### Your goal
Count the lines in the records below that contain the word "University", and reply with only that number.

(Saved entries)
----
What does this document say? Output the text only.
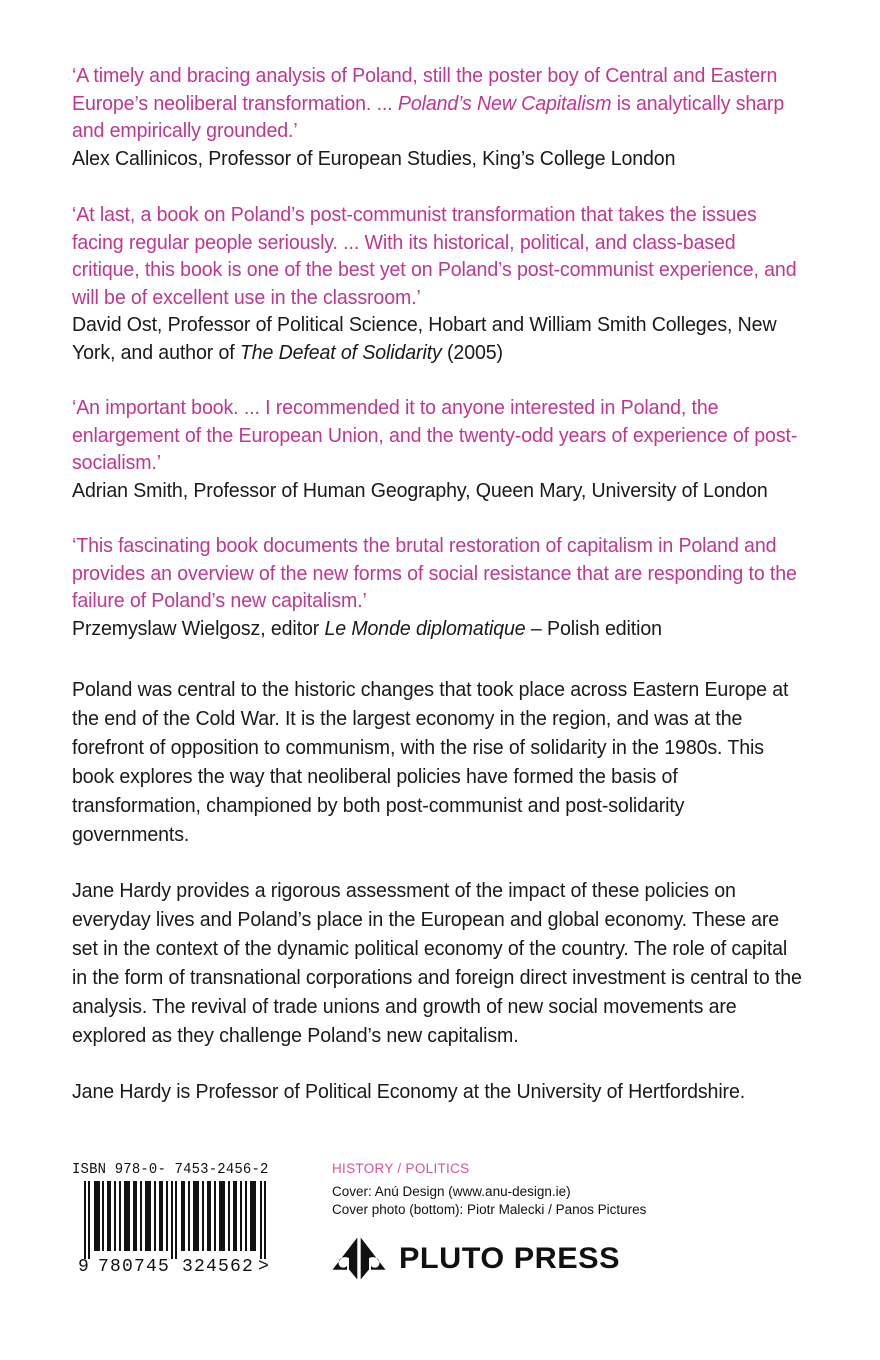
‘A timely and bracing analysis of Poland, still the poster boy of Central and Eastern Europe’s neoliberal transformation. ... Poland’s New Capitalism is analytically sharp and empirically grounded.’

Alex Callinicos, Professor of European Studies, King’s College London

‘At last, a book on Poland’s post-communist transformation that takes the issues facing regular people seriously. ... With its historical, political, and class-based critique, this book is one of the best yet on Poland’s post-communist experience, and will be of excellent use in the classroom.’

David Ost, Professor of Political Science, Hobart and William Smith Colleges, New York, and author of The Defeat of Solidarity (2005)

‘An important book. ... I recommended it to anyone interested in Poland, the enlargement of the European Union, and the twenty-odd years of experience of post-socialism.’

Adrian Smith, Professor of Human Geography, Queen Mary, University of London

‘This fascinating book documents the brutal restoration of capitalism in Poland and provides an overview of the new forms of social resistance that are responding to the failure of Poland’s new capitalism.’

Przemyslaw Wielgosz, editor Le Monde diplomatique – Polish edition

Poland was central to the historic changes that took place across Eastern Europe at the end of the Cold War. It is the largest economy in the region, and was at the forefront of opposition to communism, with the rise of solidarity in the 1980s. This book explores the way that neoliberal policies have formed the basis of transformation, championed by both post-communist and post-solidarity governments.

Jane Hardy provides a rigorous assessment of the impact of these policies on everyday lives and Poland’s place in the European and global economy. These are set in the context of the dynamic political economy of the country. The role of capital in the form of transnational corporations and foreign direct investment is central to the analysis. The revival of trade unions and growth of new social movements are explored as they challenge Poland’s new capitalism.

Jane Hardy is Professor of Political Economy at the University of Hertfordshire.

ISBN 978-0- 7453-2456-2
9 780745 324562 >

HISTORY / POLITICS

Cover: Anú Design (www.anu-design.ie)

Cover photo (bottom): Piotr Malecki / Panos Pictures

PLUTO PRESS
----
### Full solution
2